[Dataset items]
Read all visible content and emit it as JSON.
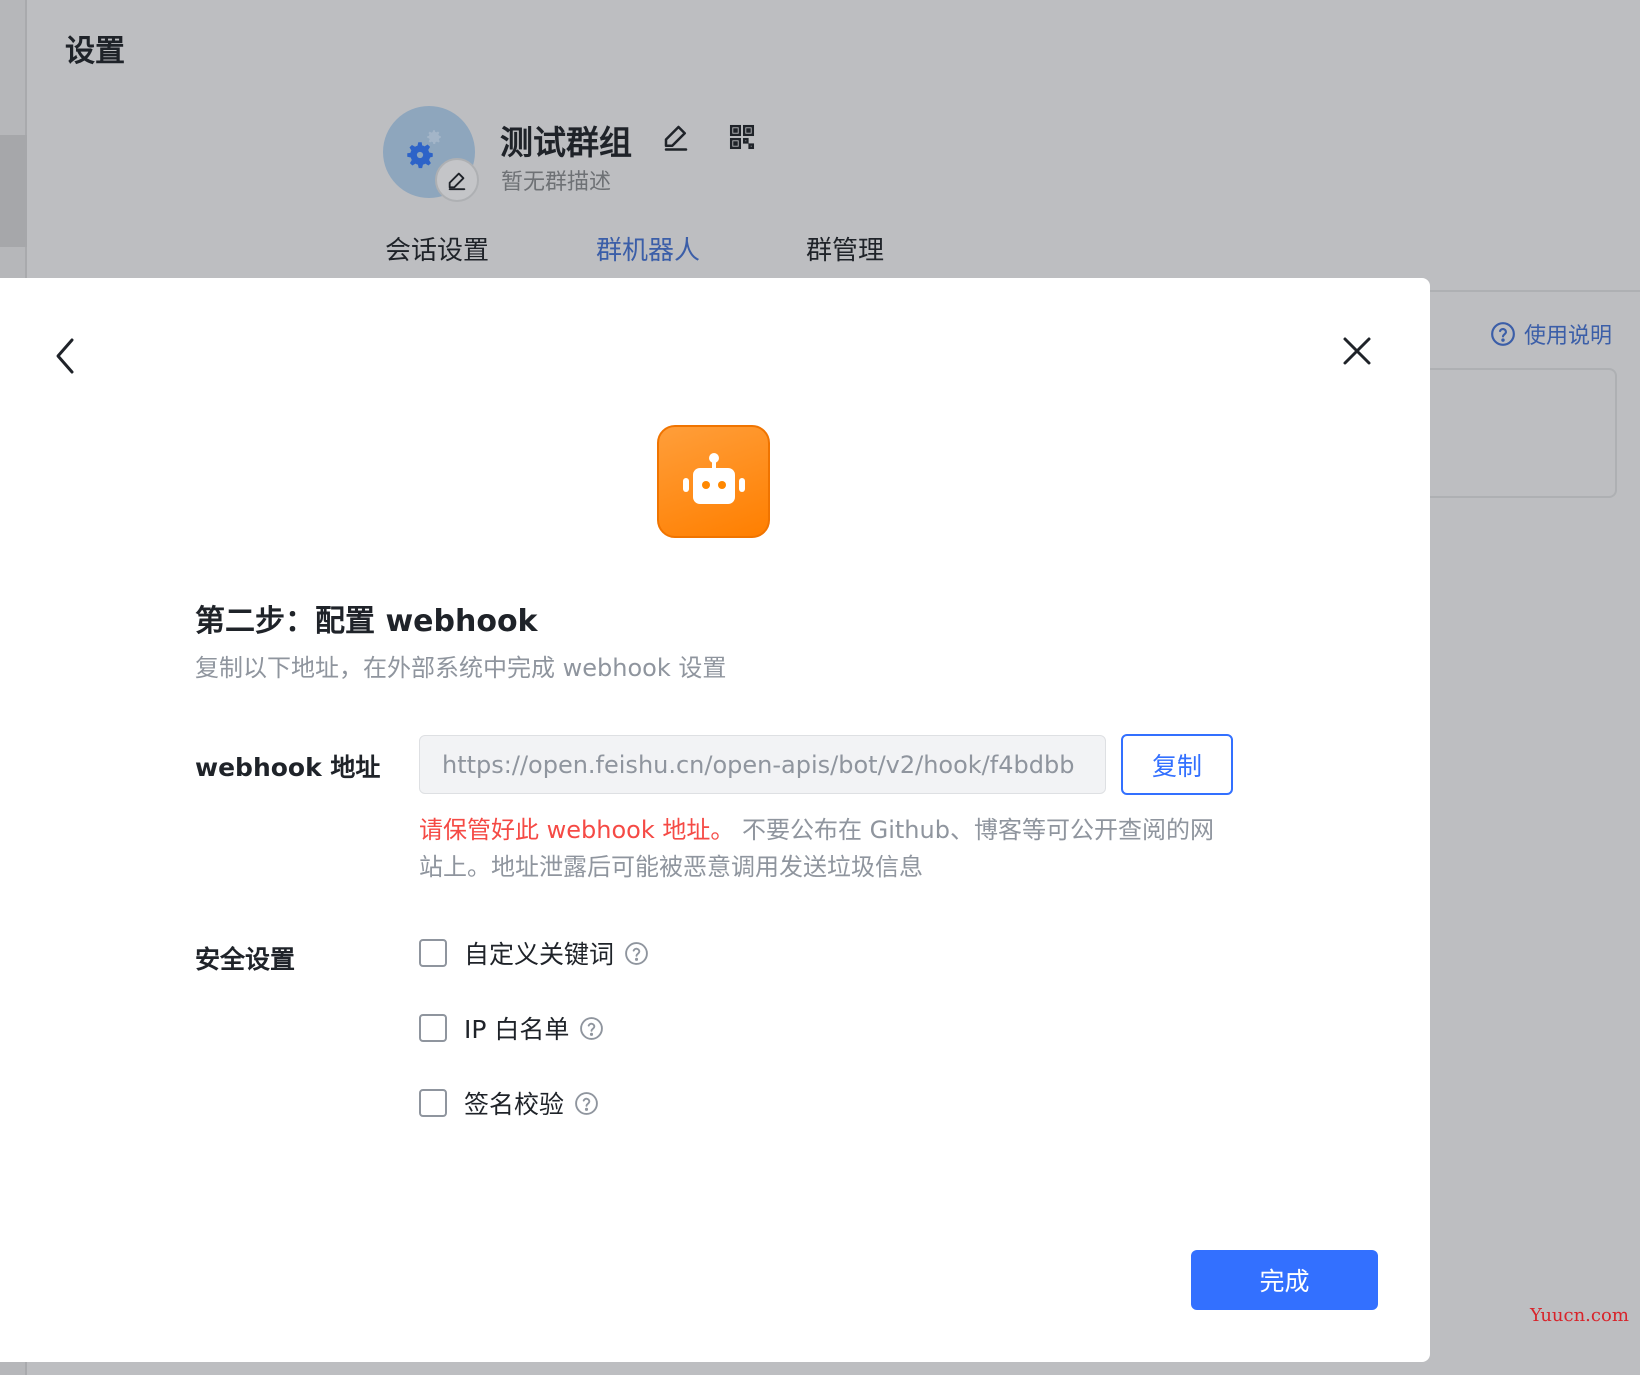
{
  "background": {
    "title": "设置",
    "group": {
      "name": "测试群组",
      "description": "暂无群描述"
    },
    "tabs": [
      {
        "label": "会话设置",
        "active": false
      },
      {
        "label": "群机器人",
        "active": true
      },
      {
        "label": "群管理",
        "active": false
      }
    ],
    "help_link": "使用说明"
  },
  "modal": {
    "step_title": "第二步：配置 webhook",
    "step_desc": "复制以下地址，在外部系统中完成 webhook 设置",
    "webhook_label": "webhook 地址",
    "webhook_url": "https://open.feishu.cn/open-apis/bot/v2/hook/f4bdbb",
    "copy_label": "复制",
    "warning_red": "请保管好此 webhook 地址。",
    "warning_text": " 不要公布在 Github、博客等可公开查阅的网站上。地址泄露后可能被恶意调用发送垃圾信息",
    "security_label": "安全设置",
    "options": [
      {
        "label": "自定义关键词",
        "checked": false
      },
      {
        "label": "IP 白名单",
        "checked": false
      },
      {
        "label": "签名校验",
        "checked": false
      }
    ],
    "done_label": "完成"
  },
  "watermark": "Yuucn.com",
  "colors": {
    "primary": "#3370ff",
    "danger": "#f54a45",
    "bot_orange": "#ff8800"
  }
}
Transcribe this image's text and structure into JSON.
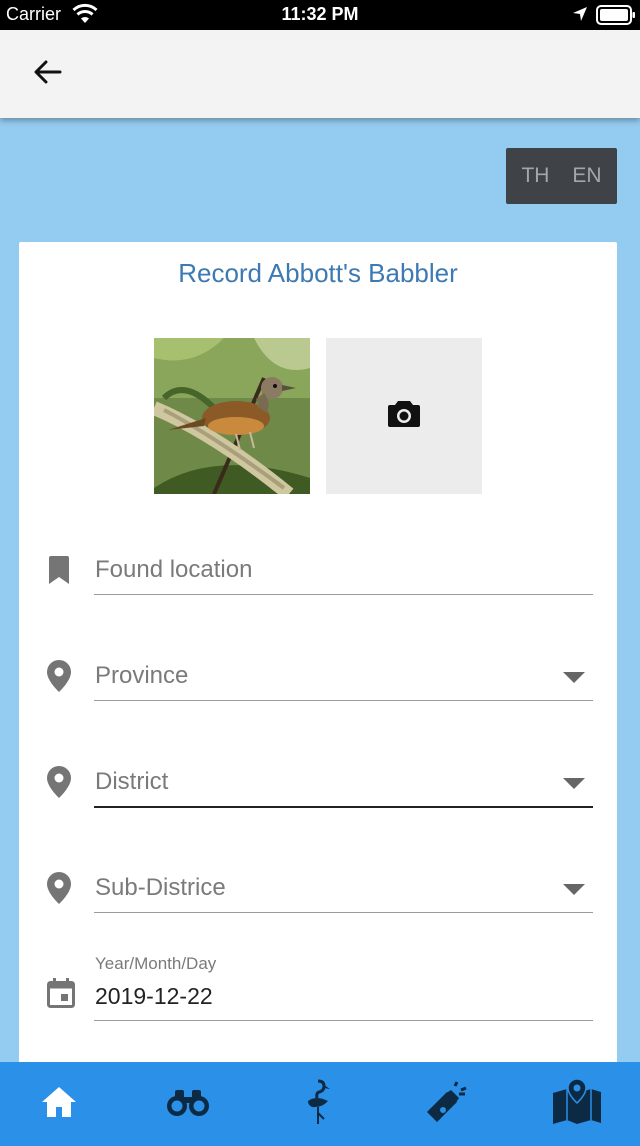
{
  "status_bar": {
    "carrier": "Carrier",
    "time": "11:32 PM"
  },
  "app_bar": {
    "back_icon": "arrow-left-icon"
  },
  "language": {
    "th": "TH",
    "en": "EN"
  },
  "card": {
    "title": "Record Abbott's Babbler",
    "photos": {
      "bird_photo": "bird-photo",
      "add_photo_icon": "camera-icon"
    },
    "fields": {
      "found_location": {
        "placeholder": "Found location",
        "icon": "bookmark-icon"
      },
      "province": {
        "placeholder": "Province",
        "icon": "location-pin-icon"
      },
      "district": {
        "placeholder": "District",
        "icon": "location-pin-icon"
      },
      "sub_district": {
        "placeholder": "Sub-Districe",
        "icon": "location-pin-icon"
      },
      "date": {
        "caption": "Year/Month/Day",
        "value": "2019-12-22",
        "icon": "calendar-icon"
      }
    }
  },
  "bottom_nav": {
    "items": [
      {
        "icon": "home-icon"
      },
      {
        "icon": "binoculars-icon"
      },
      {
        "icon": "flamingo-icon"
      },
      {
        "icon": "megaphone-icon"
      },
      {
        "icon": "map-icon"
      }
    ]
  },
  "colors": {
    "background": "#94cbf0",
    "title": "#3d7ab3",
    "nav": "#2a90e8",
    "lang_toggle": "#3f4347"
  }
}
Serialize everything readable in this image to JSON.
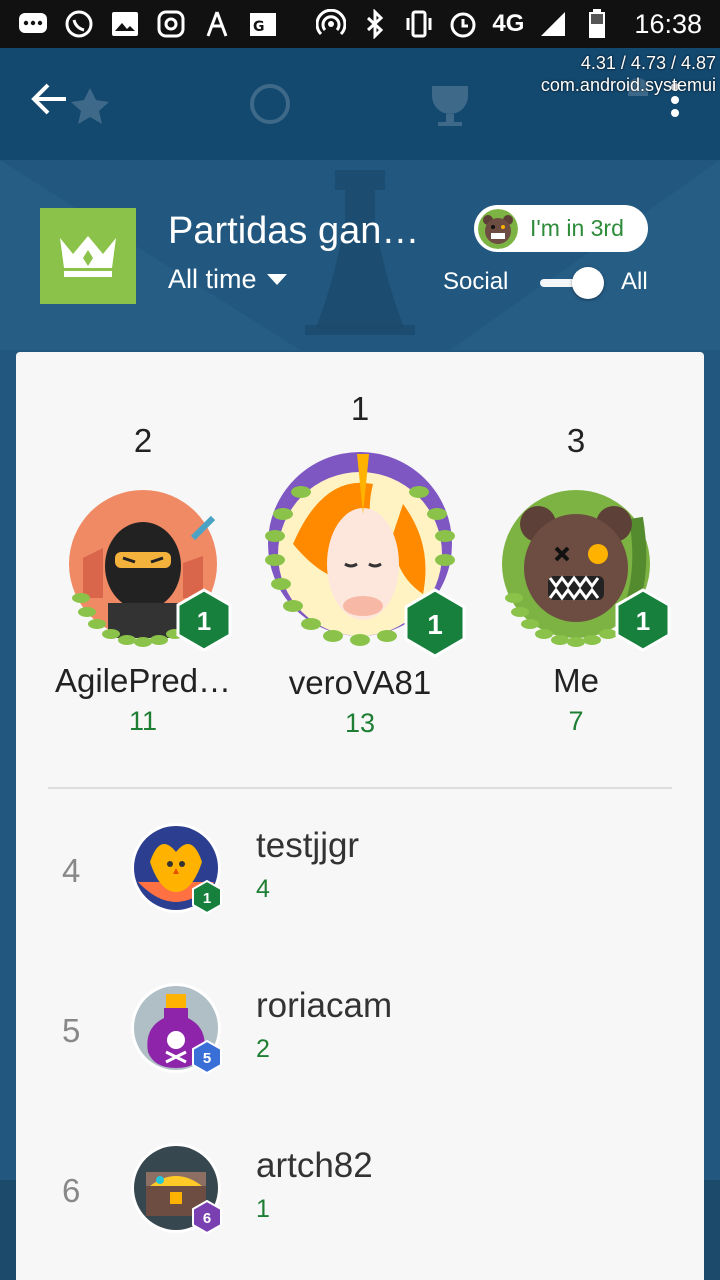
{
  "status_bar": {
    "time": "16:38",
    "network": "4G",
    "icons_left": [
      "messages-icon",
      "whatsapp-icon",
      "gallery-icon",
      "instagram-icon",
      "activity-icon",
      "maps-icon"
    ],
    "icons_right": [
      "hotspot-icon",
      "bluetooth-icon",
      "vibrate-icon",
      "alarm-icon",
      "network-4g-icon",
      "signal-icon",
      "battery-icon"
    ]
  },
  "debug": {
    "load": "4.31 / 4.73 / 4.87",
    "process": "com.android.systemui"
  },
  "header": {
    "title": "Partidas gan…",
    "period": "All time",
    "rank_chip": "I'm in 3rd",
    "scope_social": "Social",
    "scope_all": "All",
    "scope_selected": "All",
    "accent_color": "#8bc34a"
  },
  "podium": [
    {
      "rank": "1",
      "name": "veroVA81",
      "score": "13",
      "level": "1"
    },
    {
      "rank": "2",
      "name": "AgilePred…",
      "score": "11",
      "level": "1"
    },
    {
      "rank": "3",
      "name": "Me",
      "score": "7",
      "level": "1"
    }
  ],
  "list": [
    {
      "rank": "4",
      "name": "testjjgr",
      "score": "4",
      "level": "1"
    },
    {
      "rank": "5",
      "name": "roriacam",
      "score": "2",
      "level": "5"
    },
    {
      "rank": "6",
      "name": "artch82",
      "score": "1",
      "level": "6"
    }
  ],
  "colors": {
    "app_bar": "#13486f",
    "background": "#22587f",
    "score_green": "#1e7e34",
    "badge_green": "#16803c",
    "badge_blue": "#3a6fd8",
    "badge_purple": "#7a3fb0"
  }
}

### To be done
Reproduce all of the material above word for word. Omit the pictures.

### Result for this exercise
Read all visible content and emit it as JSON.
{
  "background": {
    "title": "设置",
    "group": {
      "name": "测试群组",
      "description": "暂无群描述"
    },
    "tabs": [
      {
        "label": "会话设置",
        "active": false
      },
      {
        "label": "群机器人",
        "active": true
      },
      {
        "label": "群管理",
        "active": false
      }
    ],
    "help_link": "使用说明"
  },
  "modal": {
    "step_title": "第二步：配置 webhook",
    "step_desc": "复制以下地址，在外部系统中完成 webhook 设置",
    "webhook_label": "webhook 地址",
    "webhook_url": "https://open.feishu.cn/open-apis/bot/v2/hook/f4bdbb",
    "copy_label": "复制",
    "warning_red": "请保管好此 webhook 地址。",
    "warning_text": " 不要公布在 Github、博客等可公开查阅的网站上。地址泄露后可能被恶意调用发送垃圾信息",
    "security_label": "安全设置",
    "options": [
      {
        "label": "自定义关键词",
        "checked": false
      },
      {
        "label": "IP 白名单",
        "checked": false
      },
      {
        "label": "签名校验",
        "checked": false
      }
    ],
    "done_label": "完成"
  },
  "watermark": "Yuucn.com",
  "colors": {
    "primary": "#3370ff",
    "danger": "#f54a45",
    "bot_orange": "#ff8800"
  }
}
Transcribe this image's text and structure into JSON.
{
  "status_bar": {
    "carrier": "Carrier",
    "time": "11:32 PM"
  },
  "app_bar": {
    "back_icon": "arrow-left-icon"
  },
  "language": {
    "th": "TH",
    "en": "EN"
  },
  "card": {
    "title": "Record Abbott's Babbler",
    "photos": {
      "bird_photo": "bird-photo",
      "add_photo_icon": "camera-icon"
    },
    "fields": {
      "found_location": {
        "placeholder": "Found location",
        "icon": "bookmark-icon"
      },
      "province": {
        "placeholder": "Province",
        "icon": "location-pin-icon"
      },
      "district": {
        "placeholder": "District",
        "icon": "location-pin-icon"
      },
      "sub_district": {
        "placeholder": "Sub-Districe",
        "icon": "location-pin-icon"
      },
      "date": {
        "caption": "Year/Month/Day",
        "value": "2019-12-22",
        "icon": "calendar-icon"
      }
    }
  },
  "bottom_nav": {
    "items": [
      {
        "icon": "home-icon"
      },
      {
        "icon": "binoculars-icon"
      },
      {
        "icon": "flamingo-icon"
      },
      {
        "icon": "megaphone-icon"
      },
      {
        "icon": "map-icon"
      }
    ]
  },
  "colors": {
    "background": "#94cbf0",
    "title": "#3d7ab3",
    "nav": "#2a90e8",
    "lang_toggle": "#3f4347"
  }
}
Serialize everything readable in this image to JSON.
{
  "status_bar": {
    "time": "16:38",
    "network": "4G",
    "icons_left": [
      "messages-icon",
      "whatsapp-icon",
      "gallery-icon",
      "instagram-icon",
      "activity-icon",
      "maps-icon"
    ],
    "icons_right": [
      "hotspot-icon",
      "bluetooth-icon",
      "vibrate-icon",
      "alarm-icon",
      "network-4g-icon",
      "signal-icon",
      "battery-icon"
    ]
  },
  "debug": {
    "load": "4.31 / 4.73 / 4.87",
    "process": "com.android.systemui"
  },
  "header": {
    "title": "Partidas gan…",
    "period": "All time",
    "rank_chip": "I'm in 3rd",
    "scope_social": "Social",
    "scope_all": "All",
    "scope_selected": "All",
    "accent_color": "#8bc34a"
  },
  "podium": [
    {
      "rank": "1",
      "name": "veroVA81",
      "score": "13",
      "level": "1"
    },
    {
      "rank": "2",
      "name": "AgilePred…",
      "score": "11",
      "level": "1"
    },
    {
      "rank": "3",
      "name": "Me",
      "score": "7",
      "level": "1"
    }
  ],
  "list": [
    {
      "rank": "4",
      "name": "testjjgr",
      "score": "4",
      "level": "1"
    },
    {
      "rank": "5",
      "name": "roriacam",
      "score": "2",
      "level": "5"
    },
    {
      "rank": "6",
      "name": "artch82",
      "score": "1",
      "level": "6"
    }
  ],
  "colors": {
    "app_bar": "#13486f",
    "background": "#22587f",
    "score_green": "#1e7e34",
    "badge_green": "#16803c",
    "badge_blue": "#3a6fd8",
    "badge_purple": "#7a3fb0"
  }
}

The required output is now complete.